• **INSTRUCTIONS TO FOLLOW**
For each line below that contains the string "from", copy that line.

— start of RECORDS SUPPLIED —

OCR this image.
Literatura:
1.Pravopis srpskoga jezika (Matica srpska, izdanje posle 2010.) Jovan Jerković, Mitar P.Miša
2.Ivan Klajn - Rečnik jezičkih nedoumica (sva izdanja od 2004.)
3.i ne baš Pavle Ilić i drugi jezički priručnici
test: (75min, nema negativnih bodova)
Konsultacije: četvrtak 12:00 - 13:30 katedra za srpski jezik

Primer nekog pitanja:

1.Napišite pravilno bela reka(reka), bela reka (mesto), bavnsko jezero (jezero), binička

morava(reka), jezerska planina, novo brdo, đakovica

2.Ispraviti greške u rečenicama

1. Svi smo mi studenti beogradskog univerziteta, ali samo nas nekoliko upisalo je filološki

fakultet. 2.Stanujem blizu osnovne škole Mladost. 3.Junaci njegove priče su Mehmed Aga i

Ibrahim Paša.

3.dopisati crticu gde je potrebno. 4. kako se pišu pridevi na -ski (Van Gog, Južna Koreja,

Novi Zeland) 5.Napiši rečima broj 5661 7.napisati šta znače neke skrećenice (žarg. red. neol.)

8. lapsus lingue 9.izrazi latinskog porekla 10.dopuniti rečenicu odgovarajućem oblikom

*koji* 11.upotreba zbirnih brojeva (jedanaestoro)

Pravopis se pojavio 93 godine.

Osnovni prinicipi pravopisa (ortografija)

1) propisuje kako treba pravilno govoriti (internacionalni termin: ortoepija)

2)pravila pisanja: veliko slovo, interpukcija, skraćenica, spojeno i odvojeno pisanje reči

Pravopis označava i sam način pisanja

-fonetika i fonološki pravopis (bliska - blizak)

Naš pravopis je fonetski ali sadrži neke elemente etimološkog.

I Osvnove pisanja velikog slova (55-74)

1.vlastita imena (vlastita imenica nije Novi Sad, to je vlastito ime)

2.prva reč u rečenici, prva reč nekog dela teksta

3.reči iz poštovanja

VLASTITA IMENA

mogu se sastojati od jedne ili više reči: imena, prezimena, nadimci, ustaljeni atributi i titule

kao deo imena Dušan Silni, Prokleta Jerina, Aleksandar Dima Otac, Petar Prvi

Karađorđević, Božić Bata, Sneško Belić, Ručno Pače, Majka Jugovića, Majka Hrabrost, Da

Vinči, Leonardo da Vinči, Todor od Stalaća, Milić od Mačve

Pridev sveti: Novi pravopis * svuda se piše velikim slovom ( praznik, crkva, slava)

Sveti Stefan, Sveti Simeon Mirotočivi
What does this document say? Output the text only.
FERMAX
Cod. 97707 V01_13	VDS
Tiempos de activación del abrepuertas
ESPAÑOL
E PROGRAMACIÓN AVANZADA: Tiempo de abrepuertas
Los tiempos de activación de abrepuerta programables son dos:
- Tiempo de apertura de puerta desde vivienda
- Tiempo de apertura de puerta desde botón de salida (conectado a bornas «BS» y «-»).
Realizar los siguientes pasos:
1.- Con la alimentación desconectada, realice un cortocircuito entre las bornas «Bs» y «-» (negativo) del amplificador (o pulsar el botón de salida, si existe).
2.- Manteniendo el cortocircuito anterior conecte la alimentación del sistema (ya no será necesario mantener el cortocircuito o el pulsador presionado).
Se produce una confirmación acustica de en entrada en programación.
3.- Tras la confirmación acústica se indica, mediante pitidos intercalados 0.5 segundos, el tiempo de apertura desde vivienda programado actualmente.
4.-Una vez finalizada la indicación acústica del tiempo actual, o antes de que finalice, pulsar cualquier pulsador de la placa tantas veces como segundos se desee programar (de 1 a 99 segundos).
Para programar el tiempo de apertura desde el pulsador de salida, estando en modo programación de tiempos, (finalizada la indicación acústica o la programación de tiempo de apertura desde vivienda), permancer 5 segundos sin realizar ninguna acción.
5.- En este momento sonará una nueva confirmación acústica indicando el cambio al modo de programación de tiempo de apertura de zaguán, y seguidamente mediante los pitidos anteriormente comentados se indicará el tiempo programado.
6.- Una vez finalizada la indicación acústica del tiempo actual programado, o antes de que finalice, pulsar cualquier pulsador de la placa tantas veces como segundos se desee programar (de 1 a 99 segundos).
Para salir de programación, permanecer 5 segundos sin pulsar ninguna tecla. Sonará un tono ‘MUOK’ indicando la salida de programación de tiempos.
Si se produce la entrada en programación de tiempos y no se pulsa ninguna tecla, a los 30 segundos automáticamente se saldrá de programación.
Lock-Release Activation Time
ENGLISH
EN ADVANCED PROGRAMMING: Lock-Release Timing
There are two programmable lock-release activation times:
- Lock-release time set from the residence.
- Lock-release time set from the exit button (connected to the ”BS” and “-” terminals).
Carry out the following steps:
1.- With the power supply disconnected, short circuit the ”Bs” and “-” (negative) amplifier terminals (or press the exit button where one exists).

— end of RECORDS SUPPLIED —

• **SOLUTION TO THE PROBLEM**
- Lock-release time set from the residence.
- Lock-release time set from the exit button (connected to the ”BS” and “-” terminals).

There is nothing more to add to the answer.